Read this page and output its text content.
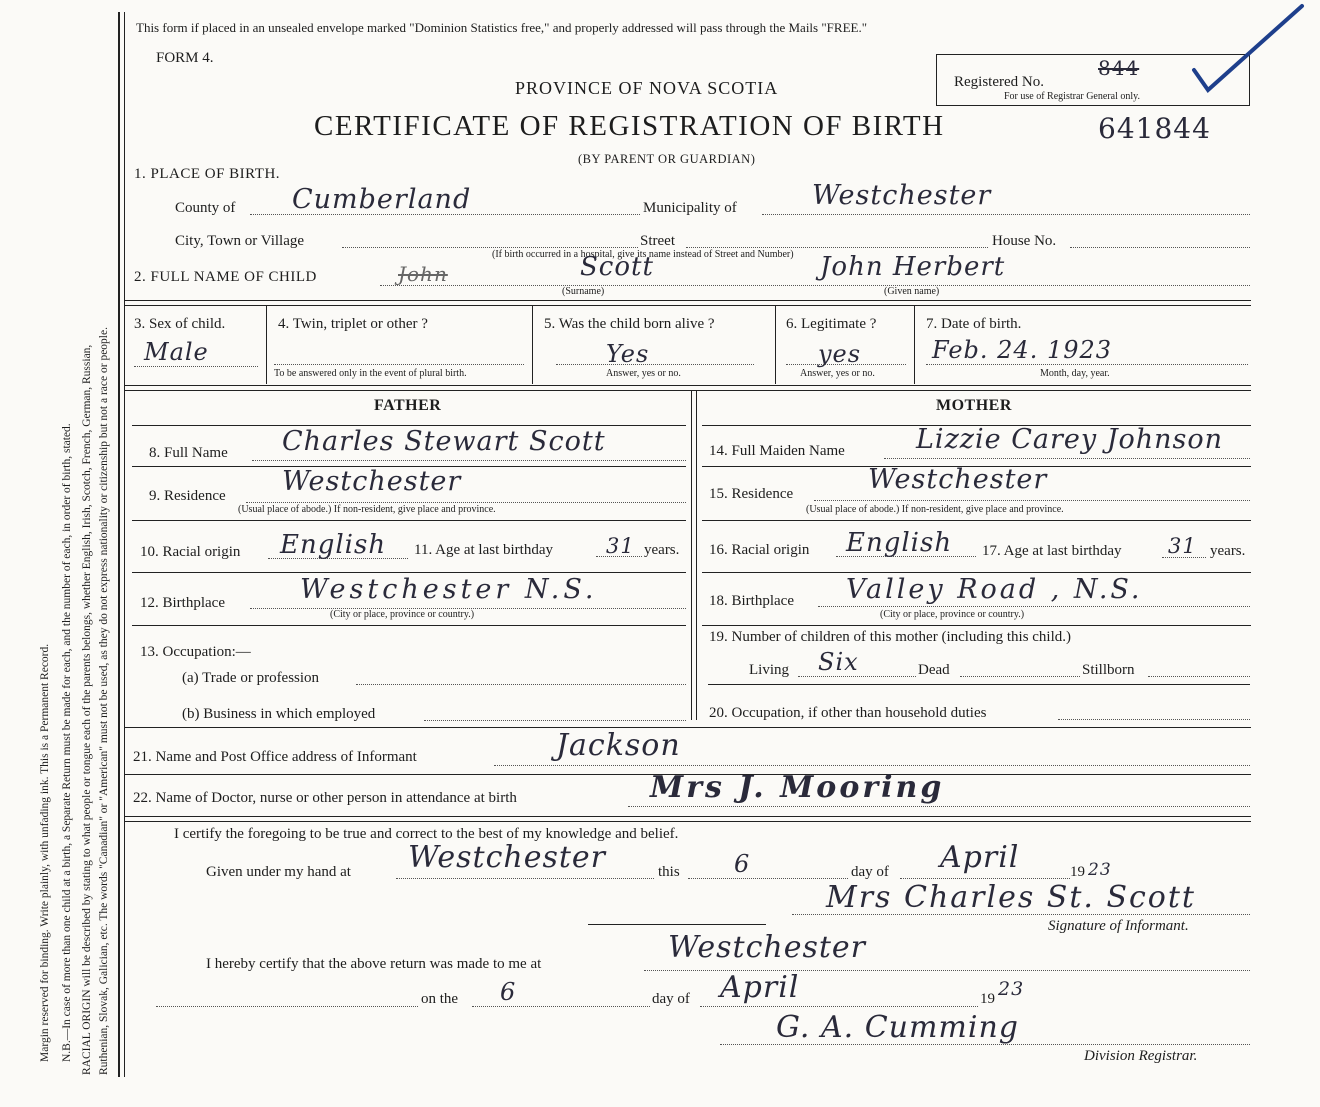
Margin reserved for binding. Write plainly, with unfading ink. This is a Permanent Record. N.B.—In case of more than one child at a birth, a Separate Return must be made for each, and the number of each, in order of birth, stated. RACIAL ORIGIN will be described by stating to what people or tongue each of the parents belongs, whether English, Irish, Scotch, French, German, Russian, Ruthenian, Slovak, Galician, etc. The words "Canadian" or "American" must not be used, as they do not express nationality or citizenship but not a race or people.
This form if placed in an unsealed envelope marked "Dominion Statistics free," and properly addressed will pass through the Mails "FREE."
FORM 4.
PROVINCE OF NOVA SCOTIA
CERTIFICATE OF REGISTRATION OF BIRTH
(BY PARENT OR GUARDIAN)
641844
Registered No.
844
For use of Registrar General only.
1. PLACE OF BIRTH.
County of Cumberland	Municipality of	Westchester
City, Town or Village	Street	House No.
(If birth occurred in a hospital, give its name instead of Street and Number)
2. FULL NAME OF CHILD	John	Scott
(Surname)
John Herbert
(Given name)
3. Sex of child.
Male
4. Twin, triplet or other ?
To be answered only in the event of plural birth.
5. Was the child born alive ?
Yes
Answer, yes or no.
6. Legitimate ?
yes
Answer, yes or no.
7. Date of birth.
Feb. 24. 1923
Month, day, year.
FATHER
8. Full Name Charles Stewart Scott
9. Residence Westchester
(Usual place of abode.) If non-resident, give place and province.
10. Racial origin English 11. Age at last birthday	31 years.
12. Birthplace	Westchester N.S.
(City or place, province or country.)
13. Occupation:—
(a) Trade or profession
(b) Business in which employed
MOTHER
14. Full Maiden Name	Lizzie Carey Johnson
15. Residence	Westchester
(Usual place of abode.) If non-resident, give place and province.
16. Racial origin English 17. Age at last birthday 31 years.
18. Birthplace Valley Road , N.S.
(City or place, province or country.)
19. Number of children of this mother (including this child.)
Living Six	Dead	Stillborn
20. Occupation, if other than household duties
21. Name and Post Office address of Informant	Jackson
22. Name of Doctor, nurse or other person in attendance at birth	Mrs J. Mooring
I certify the foregoing to be true and correct to the best of my knowledge and belief.
Given under my hand at Westchester	this 6	day of April	19 23
Mrs Charles St. Scott
Signature of Informant.
I hereby certify that the above return was made to me at	Westchester
on the 6	day of April	19 23
G. A. Cumming
Division Registrar.
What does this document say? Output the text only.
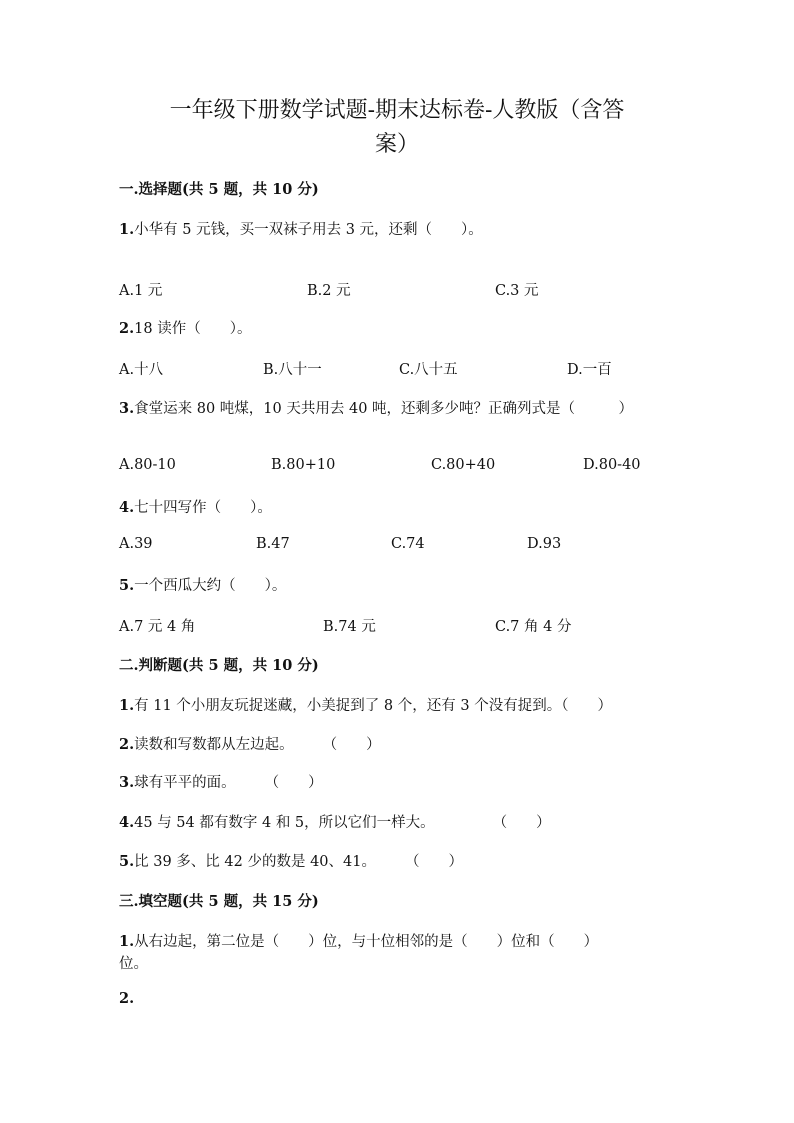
一年级下册数学试题-期末达标卷-人教版（含答
案）
一.选择题(共 5 题，共 10 分)
1.小华有 5 元钱，买一双袜子用去 3 元，还剩（　　）。
A.1 元	B.2 元	C.3 元
2.18 读作（　　）。
A.十八	B.八十一	C.八十五	D.一百
3.食堂运来 80 吨煤，10 天共用去 40 吨，还剩多少吨？正确列式是（　　　）
A.80-10	B.80+10	C.80+40	D.80-40
4.七十四写作（　　）。
A.39	B.47	C.74	D.93
5.一个西瓜大约（　　）。
A.7 元 4 角	B.74 元	C.7 角 4 分
二.判断题(共 5 题，共 10 分)
1.有 11 个小朋友玩捉迷藏，小美捉到了 8 个，还有 3 个没有捉到。（　　）
2.读数和写数都从左边起。　　　（　　）
3.球有平平的面。　　　（　　）
4.45 与 54 都有数字 4 和 5，所以它们一样大。　　　　　（　　）
5.比 39 多、比 42 少的数是 40、41。　　　（　　）
三.填空题(共 5 题，共 15 分)
1.从右边起，第二位是（　　）位，与十位相邻的是（　　）位和（　　）
位。
2.
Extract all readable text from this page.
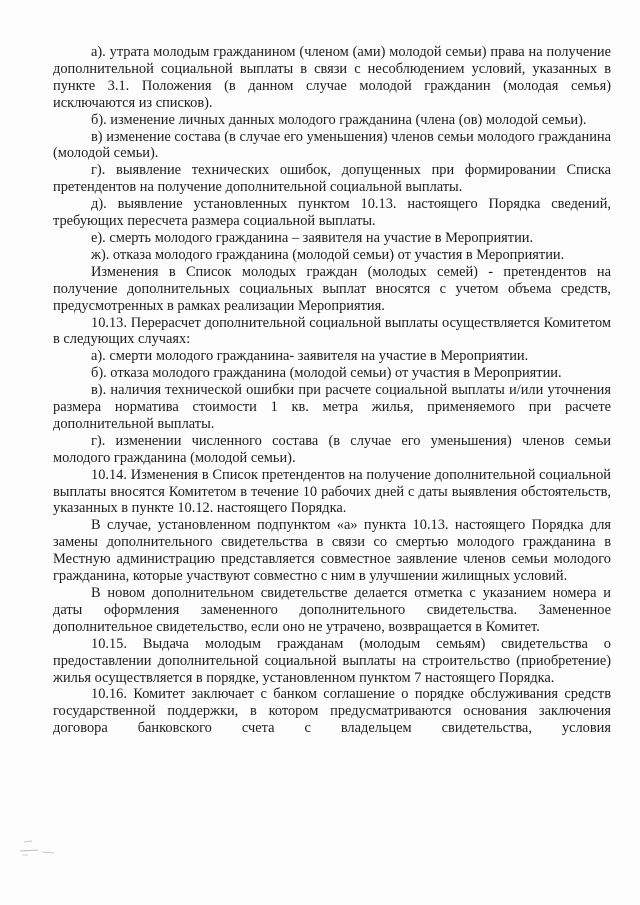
а). утрата молодым гражданином (членом (ами) молодой семьи) права на получение дополнительной социальной выплаты в связи с несоблюдением условий, указанных в пункте 3.1. Положения (в данном случае молодой гражданин (молодая семья) исключаются из списков).

б). изменение личных данных молодого гражданина (члена (ов) молодой семьи).

в) изменение состава (в случае его уменьшения) членов семьи молодого гражданина (молодой семьи).

г). выявление технических ошибок, допущенных при формировании Списка претендентов на получение дополнительной социальной выплаты.

д). выявление установленных пунктом 10.13. настоящего Порядка сведений, требующих пересчета размера социальной выплаты.

е). смерть молодого гражданина – заявителя на участие в Мероприятии.

ж). отказа молодого гражданина (молодой семьи) от участия в Мероприятии.

Изменения в Список молодых граждан (молодых семей) - претендентов на получение дополнительных социальных выплат вносятся с учетом объема средств, предусмотренных в рамках реализации Мероприятия.

10.13. Перерасчет дополнительной социальной выплаты осуществляется Комитетом в следующих случаях:

а). смерти молодого гражданина- заявителя на участие в Мероприятии.

б). отказа молодого гражданина (молодой семьи) от участия в Мероприятии.

в). наличия технической ошибки при расчете социальной выплаты и/или уточнения размера норматива стоимости 1 кв. метра жилья, применяемого при расчете дополнительной выплаты.

г). изменении численного состава (в случае его уменьшения) членов семьи молодого гражданина (молодой семьи).

10.14. Изменения в Список претендентов на получение дополнительной социальной выплаты вносятся Комитетом в течение 10 рабочих дней с даты выявления обстоятельств, указанных в пункте 10.12. настоящего Порядка.

В случае, установленном подпунктом «а» пункта 10.13. настоящего Порядка для замены дополнительного свидетельства в связи со смертью молодого гражданина в Местную администрацию представляется совместное заявление членов семьи молодого гражданина, которые участвуют совместно с ним в улучшении жилищных условий.

В новом дополнительном свидетельстве делается отметка с указанием номера и даты оформления замененного дополнительного свидетельства. Замененное дополнительное свидетельство, если оно не утрачено, возвращается в Комитет.

10.15. Выдача молодым гражданам (молодым семьям) свидетельства о предоставлении дополнительной социальной выплаты на строительство (приобретение) жилья осуществляется в порядке, установленном пунктом 7 настоящего Порядка.

10.16. Комитет заключает с банком соглашение о порядке обслуживания средств государственной поддержки, в котором предусматриваются основания заключения договора банковского счета с владельцем свидетельства, условия
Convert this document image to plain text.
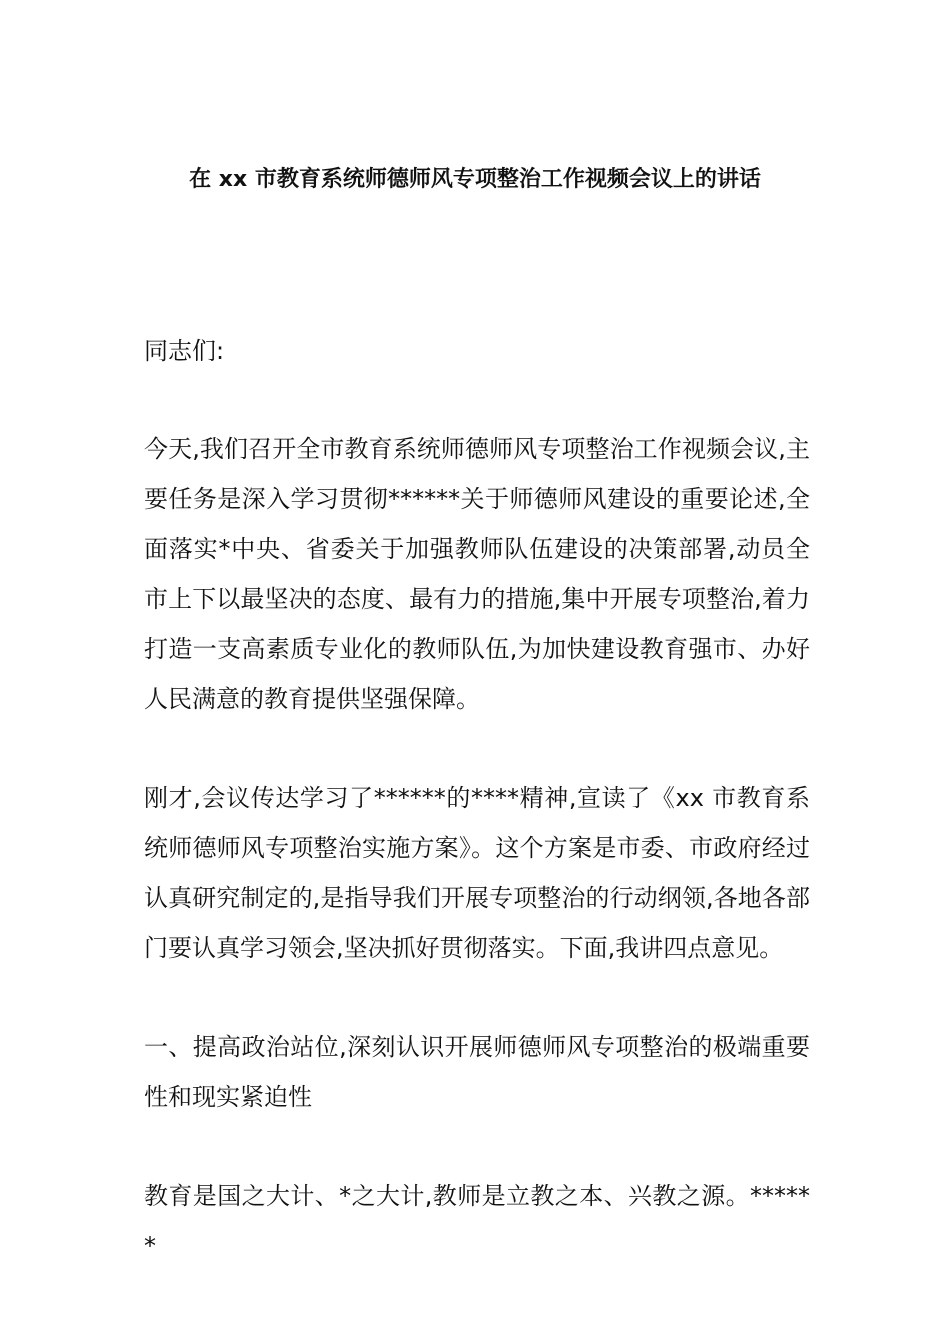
在 xx 市教育系统师德师风专项整治工作视频会议上的讲话

同志们:

今天,我们召开全市教育系统师德师风专项整治工作视频会议,主要任务是深入学习贯彻******关于师德师风建设的重要论述,全面落实*中央、省委关于加强教师队伍建设的决策部署,动员全市上下以最坚决的态度、最有力的措施,集中开展专项整治,着力打造一支高素质专业化的教师队伍,为加快建设教育强市、办好人民满意的教育提供坚强保障。

刚才,会议传达学习了******的****精神,宣读了《xx 市教育系统师德师风专项整治实施方案》。这个方案是市委、市政府经过认真研究制定的,是指导我们开展专项整治的行动纲领,各地各部门要认真学习领会,坚决抓好贯彻落实。下面,我讲四点意见。

一、提高政治站位,深刻认识开展师德师风专项整治的极端重要性和现实紧迫性

教育是国之大计、*之大计,教师是立教之本、兴教之源。******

> _What the exercise asks_
Filter the data, keeping only the lines that contain "last".

> _Answer to the exercise_
10. Racial origin English 11. Age at last birthday	31 years.
16. Racial origin English 17. Age at last birthday 31 years.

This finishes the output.